**Items from a figure collection**
++++++++++

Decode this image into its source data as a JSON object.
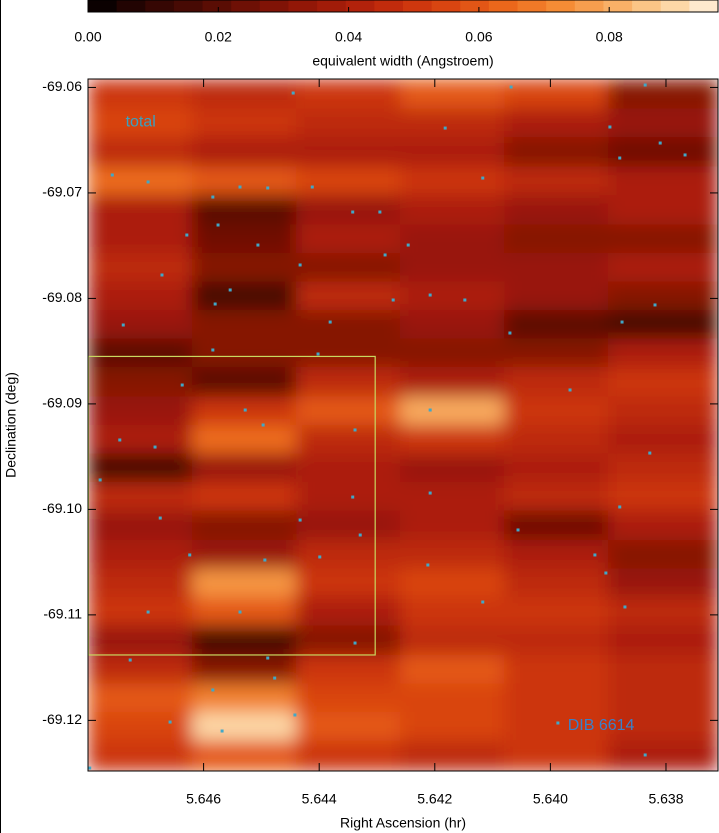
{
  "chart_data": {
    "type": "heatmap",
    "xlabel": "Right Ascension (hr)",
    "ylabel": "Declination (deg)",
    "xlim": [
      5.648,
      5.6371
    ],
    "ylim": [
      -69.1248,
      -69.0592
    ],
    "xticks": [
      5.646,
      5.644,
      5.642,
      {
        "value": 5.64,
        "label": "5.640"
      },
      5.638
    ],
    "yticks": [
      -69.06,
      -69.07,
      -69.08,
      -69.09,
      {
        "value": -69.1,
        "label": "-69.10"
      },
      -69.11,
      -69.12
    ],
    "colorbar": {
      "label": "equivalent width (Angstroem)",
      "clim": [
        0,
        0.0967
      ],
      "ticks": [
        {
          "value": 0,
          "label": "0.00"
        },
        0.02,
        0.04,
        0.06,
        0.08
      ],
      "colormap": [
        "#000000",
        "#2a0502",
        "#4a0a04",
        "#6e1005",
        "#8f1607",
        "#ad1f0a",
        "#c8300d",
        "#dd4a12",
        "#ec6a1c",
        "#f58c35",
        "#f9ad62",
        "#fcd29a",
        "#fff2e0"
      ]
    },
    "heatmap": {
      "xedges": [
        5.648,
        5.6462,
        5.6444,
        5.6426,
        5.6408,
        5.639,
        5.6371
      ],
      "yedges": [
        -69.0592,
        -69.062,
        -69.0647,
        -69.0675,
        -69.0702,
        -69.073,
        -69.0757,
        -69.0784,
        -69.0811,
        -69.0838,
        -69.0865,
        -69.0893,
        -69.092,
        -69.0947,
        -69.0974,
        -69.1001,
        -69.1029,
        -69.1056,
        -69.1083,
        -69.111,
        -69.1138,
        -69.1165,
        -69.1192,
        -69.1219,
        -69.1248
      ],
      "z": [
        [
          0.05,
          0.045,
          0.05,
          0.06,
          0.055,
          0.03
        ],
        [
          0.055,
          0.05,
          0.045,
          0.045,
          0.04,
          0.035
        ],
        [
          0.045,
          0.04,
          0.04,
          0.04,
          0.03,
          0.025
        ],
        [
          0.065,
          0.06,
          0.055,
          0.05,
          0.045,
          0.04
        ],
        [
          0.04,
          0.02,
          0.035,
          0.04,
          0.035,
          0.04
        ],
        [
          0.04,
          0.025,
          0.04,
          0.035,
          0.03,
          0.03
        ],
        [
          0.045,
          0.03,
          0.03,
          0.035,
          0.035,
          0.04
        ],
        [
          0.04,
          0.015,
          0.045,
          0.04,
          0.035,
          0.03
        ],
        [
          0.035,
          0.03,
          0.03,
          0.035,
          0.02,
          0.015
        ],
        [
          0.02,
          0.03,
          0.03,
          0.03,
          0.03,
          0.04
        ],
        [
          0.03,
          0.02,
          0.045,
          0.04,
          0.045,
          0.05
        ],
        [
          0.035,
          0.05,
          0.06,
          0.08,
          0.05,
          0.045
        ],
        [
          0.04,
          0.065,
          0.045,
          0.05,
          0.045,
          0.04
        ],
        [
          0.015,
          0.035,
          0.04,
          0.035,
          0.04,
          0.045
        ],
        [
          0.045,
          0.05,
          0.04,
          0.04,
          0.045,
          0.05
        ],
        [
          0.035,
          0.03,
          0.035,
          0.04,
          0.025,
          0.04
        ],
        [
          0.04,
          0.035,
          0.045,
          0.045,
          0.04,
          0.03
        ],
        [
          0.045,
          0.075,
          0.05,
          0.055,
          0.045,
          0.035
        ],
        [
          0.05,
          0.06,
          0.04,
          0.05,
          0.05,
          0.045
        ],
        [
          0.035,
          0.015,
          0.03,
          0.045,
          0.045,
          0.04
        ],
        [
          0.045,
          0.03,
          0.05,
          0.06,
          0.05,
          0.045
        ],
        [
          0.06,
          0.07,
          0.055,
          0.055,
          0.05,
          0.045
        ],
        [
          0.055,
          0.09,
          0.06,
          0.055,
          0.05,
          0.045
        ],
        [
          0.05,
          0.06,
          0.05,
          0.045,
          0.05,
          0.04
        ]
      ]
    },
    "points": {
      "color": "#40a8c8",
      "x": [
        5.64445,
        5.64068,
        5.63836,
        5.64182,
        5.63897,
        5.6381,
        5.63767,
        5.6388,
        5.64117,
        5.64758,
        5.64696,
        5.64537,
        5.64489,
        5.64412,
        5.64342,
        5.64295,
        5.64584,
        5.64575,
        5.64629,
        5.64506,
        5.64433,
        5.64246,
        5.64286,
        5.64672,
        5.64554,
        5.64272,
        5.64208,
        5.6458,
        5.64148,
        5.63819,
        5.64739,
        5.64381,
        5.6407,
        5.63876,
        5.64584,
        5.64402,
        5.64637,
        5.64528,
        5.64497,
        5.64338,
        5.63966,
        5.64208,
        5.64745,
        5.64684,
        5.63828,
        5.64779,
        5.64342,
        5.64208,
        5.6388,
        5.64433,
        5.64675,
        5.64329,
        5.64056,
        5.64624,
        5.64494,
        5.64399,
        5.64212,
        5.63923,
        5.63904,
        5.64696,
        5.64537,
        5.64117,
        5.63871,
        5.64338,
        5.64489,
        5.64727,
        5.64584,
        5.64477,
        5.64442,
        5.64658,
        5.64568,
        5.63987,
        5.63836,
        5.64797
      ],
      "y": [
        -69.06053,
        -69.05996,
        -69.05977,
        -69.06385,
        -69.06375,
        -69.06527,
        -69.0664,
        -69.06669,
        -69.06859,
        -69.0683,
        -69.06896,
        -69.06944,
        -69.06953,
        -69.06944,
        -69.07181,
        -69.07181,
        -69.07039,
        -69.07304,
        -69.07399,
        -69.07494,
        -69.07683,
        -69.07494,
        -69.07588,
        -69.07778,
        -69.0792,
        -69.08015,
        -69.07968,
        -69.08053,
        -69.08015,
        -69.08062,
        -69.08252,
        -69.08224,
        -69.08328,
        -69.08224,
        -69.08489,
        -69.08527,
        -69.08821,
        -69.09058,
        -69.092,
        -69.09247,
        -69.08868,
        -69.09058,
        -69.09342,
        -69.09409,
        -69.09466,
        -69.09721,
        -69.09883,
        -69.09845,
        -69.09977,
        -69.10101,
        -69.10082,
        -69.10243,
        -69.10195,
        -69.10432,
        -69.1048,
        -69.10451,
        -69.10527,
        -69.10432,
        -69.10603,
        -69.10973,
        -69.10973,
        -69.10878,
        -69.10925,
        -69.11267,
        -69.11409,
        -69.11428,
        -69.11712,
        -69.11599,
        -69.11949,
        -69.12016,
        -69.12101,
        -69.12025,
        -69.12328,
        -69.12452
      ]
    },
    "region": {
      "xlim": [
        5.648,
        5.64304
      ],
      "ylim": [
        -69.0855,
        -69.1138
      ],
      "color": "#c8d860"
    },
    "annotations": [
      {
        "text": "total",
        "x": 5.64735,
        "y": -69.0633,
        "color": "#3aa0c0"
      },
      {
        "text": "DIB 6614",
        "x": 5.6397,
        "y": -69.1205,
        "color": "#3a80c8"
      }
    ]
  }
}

++++++++++

**WHAT IS EXPECTED**
Each record above is to be restated exactly, with its pictures removed from the copy.

**RESULT BELOW**
Decode this image into its source data as a JSON object.
{
  "chart_data": {
    "type": "heatmap",
    "xlabel": "Right Ascension (hr)",
    "ylabel": "Declination (deg)",
    "xlim": [
      5.648,
      5.6371
    ],
    "ylim": [
      -69.1248,
      -69.0592
    ],
    "xticks": [
      5.646,
      5.644,
      5.642,
      {
        "value": 5.64,
        "label": "5.640"
      },
      5.638
    ],
    "yticks": [
      -69.06,
      -69.07,
      -69.08,
      -69.09,
      {
        "value": -69.1,
        "label": "-69.10"
      },
      -69.11,
      -69.12
    ],
    "colorbar": {
      "label": "equivalent width (Angstroem)",
      "clim": [
        0,
        0.0967
      ],
      "ticks": [
        {
          "value": 0,
          "label": "0.00"
        },
        0.02,
        0.04,
        0.06,
        0.08
      ],
      "colormap": [
        "#000000",
        "#2a0502",
        "#4a0a04",
        "#6e1005",
        "#8f1607",
        "#ad1f0a",
        "#c8300d",
        "#dd4a12",
        "#ec6a1c",
        "#f58c35",
        "#f9ad62",
        "#fcd29a",
        "#fff2e0"
      ]
    },
    "heatmap": {
      "xedges": [
        5.648,
        5.6462,
        5.6444,
        5.6426,
        5.6408,
        5.639,
        5.6371
      ],
      "yedges": [
        -69.0592,
        -69.062,
        -69.0647,
        -69.0675,
        -69.0702,
        -69.073,
        -69.0757,
        -69.0784,
        -69.0811,
        -69.0838,
        -69.0865,
        -69.0893,
        -69.092,
        -69.0947,
        -69.0974,
        -69.1001,
        -69.1029,
        -69.1056,
        -69.1083,
        -69.111,
        -69.1138,
        -69.1165,
        -69.1192,
        -69.1219,
        -69.1248
      ],
      "z": [
        [
          0.05,
          0.045,
          0.05,
          0.06,
          0.055,
          0.03
        ],
        [
          0.055,
          0.05,
          0.045,
          0.045,
          0.04,
          0.035
        ],
        [
          0.045,
          0.04,
          0.04,
          0.04,
          0.03,
          0.025
        ],
        [
          0.065,
          0.06,
          0.055,
          0.05,
          0.045,
          0.04
        ],
        [
          0.04,
          0.02,
          0.035,
          0.04,
          0.035,
          0.04
        ],
        [
          0.04,
          0.025,
          0.04,
          0.035,
          0.03,
          0.03
        ],
        [
          0.045,
          0.03,
          0.03,
          0.035,
          0.035,
          0.04
        ],
        [
          0.04,
          0.015,
          0.045,
          0.04,
          0.035,
          0.03
        ],
        [
          0.035,
          0.03,
          0.03,
          0.035,
          0.02,
          0.015
        ],
        [
          0.02,
          0.03,
          0.03,
          0.03,
          0.03,
          0.04
        ],
        [
          0.03,
          0.02,
          0.045,
          0.04,
          0.045,
          0.05
        ],
        [
          0.035,
          0.05,
          0.06,
          0.08,
          0.05,
          0.045
        ],
        [
          0.04,
          0.065,
          0.045,
          0.05,
          0.045,
          0.04
        ],
        [
          0.015,
          0.035,
          0.04,
          0.035,
          0.04,
          0.045
        ],
        [
          0.045,
          0.05,
          0.04,
          0.04,
          0.045,
          0.05
        ],
        [
          0.035,
          0.03,
          0.035,
          0.04,
          0.025,
          0.04
        ],
        [
          0.04,
          0.035,
          0.045,
          0.045,
          0.04,
          0.03
        ],
        [
          0.045,
          0.075,
          0.05,
          0.055,
          0.045,
          0.035
        ],
        [
          0.05,
          0.06,
          0.04,
          0.05,
          0.05,
          0.045
        ],
        [
          0.035,
          0.015,
          0.03,
          0.045,
          0.045,
          0.04
        ],
        [
          0.045,
          0.03,
          0.05,
          0.06,
          0.05,
          0.045
        ],
        [
          0.06,
          0.07,
          0.055,
          0.055,
          0.05,
          0.045
        ],
        [
          0.055,
          0.09,
          0.06,
          0.055,
          0.05,
          0.045
        ],
        [
          0.05,
          0.06,
          0.05,
          0.045,
          0.05,
          0.04
        ]
      ]
    },
    "points": {
      "color": "#40a8c8",
      "x": [
        5.64445,
        5.64068,
        5.63836,
        5.64182,
        5.63897,
        5.6381,
        5.63767,
        5.6388,
        5.64117,
        5.64758,
        5.64696,
        5.64537,
        5.64489,
        5.64412,
        5.64342,
        5.64295,
        5.64584,
        5.64575,
        5.64629,
        5.64506,
        5.64433,
        5.64246,
        5.64286,
        5.64672,
        5.64554,
        5.64272,
        5.64208,
        5.6458,
        5.64148,
        5.63819,
        5.64739,
        5.64381,
        5.6407,
        5.63876,
        5.64584,
        5.64402,
        5.64637,
        5.64528,
        5.64497,
        5.64338,
        5.63966,
        5.64208,
        5.64745,
        5.64684,
        5.63828,
        5.64779,
        5.64342,
        5.64208,
        5.6388,
        5.64433,
        5.64675,
        5.64329,
        5.64056,
        5.64624,
        5.64494,
        5.64399,
        5.64212,
        5.63923,
        5.63904,
        5.64696,
        5.64537,
        5.64117,
        5.63871,
        5.64338,
        5.64489,
        5.64727,
        5.64584,
        5.64477,
        5.64442,
        5.64658,
        5.64568,
        5.63987,
        5.63836,
        5.64797
      ],
      "y": [
        -69.06053,
        -69.05996,
        -69.05977,
        -69.06385,
        -69.06375,
        -69.06527,
        -69.0664,
        -69.06669,
        -69.06859,
        -69.0683,
        -69.06896,
        -69.06944,
        -69.06953,
        -69.06944,
        -69.07181,
        -69.07181,
        -69.07039,
        -69.07304,
        -69.07399,
        -69.07494,
        -69.07683,
        -69.07494,
        -69.07588,
        -69.07778,
        -69.0792,
        -69.08015,
        -69.07968,
        -69.08053,
        -69.08015,
        -69.08062,
        -69.08252,
        -69.08224,
        -69.08328,
        -69.08224,
        -69.08489,
        -69.08527,
        -69.08821,
        -69.09058,
        -69.092,
        -69.09247,
        -69.08868,
        -69.09058,
        -69.09342,
        -69.09409,
        -69.09466,
        -69.09721,
        -69.09883,
        -69.09845,
        -69.09977,
        -69.10101,
        -69.10082,
        -69.10243,
        -69.10195,
        -69.10432,
        -69.1048,
        -69.10451,
        -69.10527,
        -69.10432,
        -69.10603,
        -69.10973,
        -69.10973,
        -69.10878,
        -69.10925,
        -69.11267,
        -69.11409,
        -69.11428,
        -69.11712,
        -69.11599,
        -69.11949,
        -69.12016,
        -69.12101,
        -69.12025,
        -69.12328,
        -69.12452
      ]
    },
    "region": {
      "xlim": [
        5.648,
        5.64304
      ],
      "ylim": [
        -69.0855,
        -69.1138
      ],
      "color": "#c8d860"
    },
    "annotations": [
      {
        "text": "total",
        "x": 5.64735,
        "y": -69.0633,
        "color": "#3aa0c0"
      },
      {
        "text": "DIB 6614",
        "x": 5.6397,
        "y": -69.1205,
        "color": "#3a80c8"
      }
    ]
  }
}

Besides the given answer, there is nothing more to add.